Word for word, print each line of the listing below; pictures stay out.

◆ **Stored data**:
>>

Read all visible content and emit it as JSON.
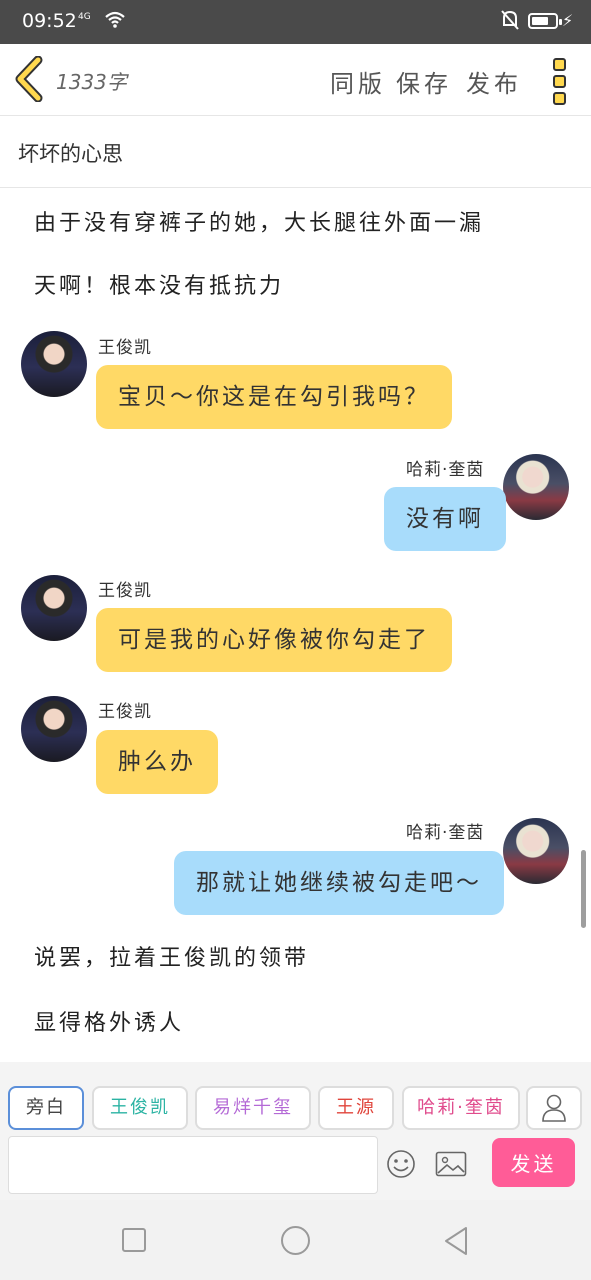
{
  "status_bar": {
    "time": "09:52",
    "signal": "4G",
    "icons": [
      "signal-icon",
      "wifi-icon",
      "mute-icon",
      "battery-icon"
    ]
  },
  "header": {
    "word_count": "1333字",
    "actions": [
      "同版",
      "保存",
      "发布"
    ]
  },
  "story": {
    "title": "坏坏的心思"
  },
  "content": {
    "narration_1": "由于没有穿裤子的她，大长腿往外面一漏",
    "narration_2": "天啊！根本没有抵抗力",
    "messages": [
      {
        "speaker": "王俊凯",
        "text": "宝贝～你这是在勾引我吗？",
        "side": "left"
      },
      {
        "speaker": "哈莉·奎茵",
        "text": "没有啊",
        "side": "right"
      },
      {
        "speaker": "王俊凯",
        "text": "可是我的心好像被你勾走了",
        "side": "left"
      },
      {
        "speaker": "王俊凯",
        "text": "肿么办",
        "side": "left"
      },
      {
        "speaker": "哈莉·奎茵",
        "text": "那就让她继续被勾走吧～",
        "side": "right"
      }
    ],
    "narration_3": "说罢，拉着王俊凯的领带",
    "narration_4": "显得格外诱人"
  },
  "composer": {
    "roles": [
      "旁白",
      "王俊凯",
      "易烊千玺",
      "王源",
      "哈莉·奎茵"
    ],
    "input_value": "",
    "send_label": "发送"
  },
  "colors": {
    "bubble_left": "#ffd966",
    "bubble_right": "#a8dcfb",
    "send": "#ff5c97",
    "accent_yellow": "#ffd84e"
  }
}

<<

◆ **The output**:
Read all visible content and emit it as JSON.
{
  "status_bar": {
    "time": "09:52",
    "signal": "4G",
    "icons": [
      "signal-icon",
      "wifi-icon",
      "mute-icon",
      "battery-icon"
    ]
  },
  "header": {
    "word_count": "1333字",
    "actions": [
      "同版",
      "保存",
      "发布"
    ]
  },
  "story": {
    "title": "坏坏的心思"
  },
  "content": {
    "narration_1": "由于没有穿裤子的她，大长腿往外面一漏",
    "narration_2": "天啊！根本没有抵抗力",
    "messages": [
      {
        "speaker": "王俊凯",
        "text": "宝贝～你这是在勾引我吗？",
        "side": "left"
      },
      {
        "speaker": "哈莉·奎茵",
        "text": "没有啊",
        "side": "right"
      },
      {
        "speaker": "王俊凯",
        "text": "可是我的心好像被你勾走了",
        "side": "left"
      },
      {
        "speaker": "王俊凯",
        "text": "肿么办",
        "side": "left"
      },
      {
        "speaker": "哈莉·奎茵",
        "text": "那就让她继续被勾走吧～",
        "side": "right"
      }
    ],
    "narration_3": "说罢，拉着王俊凯的领带",
    "narration_4": "显得格外诱人"
  },
  "composer": {
    "roles": [
      "旁白",
      "王俊凯",
      "易烊千玺",
      "王源",
      "哈莉·奎茵"
    ],
    "input_value": "",
    "send_label": "发送"
  },
  "colors": {
    "bubble_left": "#ffd966",
    "bubble_right": "#a8dcfb",
    "send": "#ff5c97",
    "accent_yellow": "#ffd84e"
  }
}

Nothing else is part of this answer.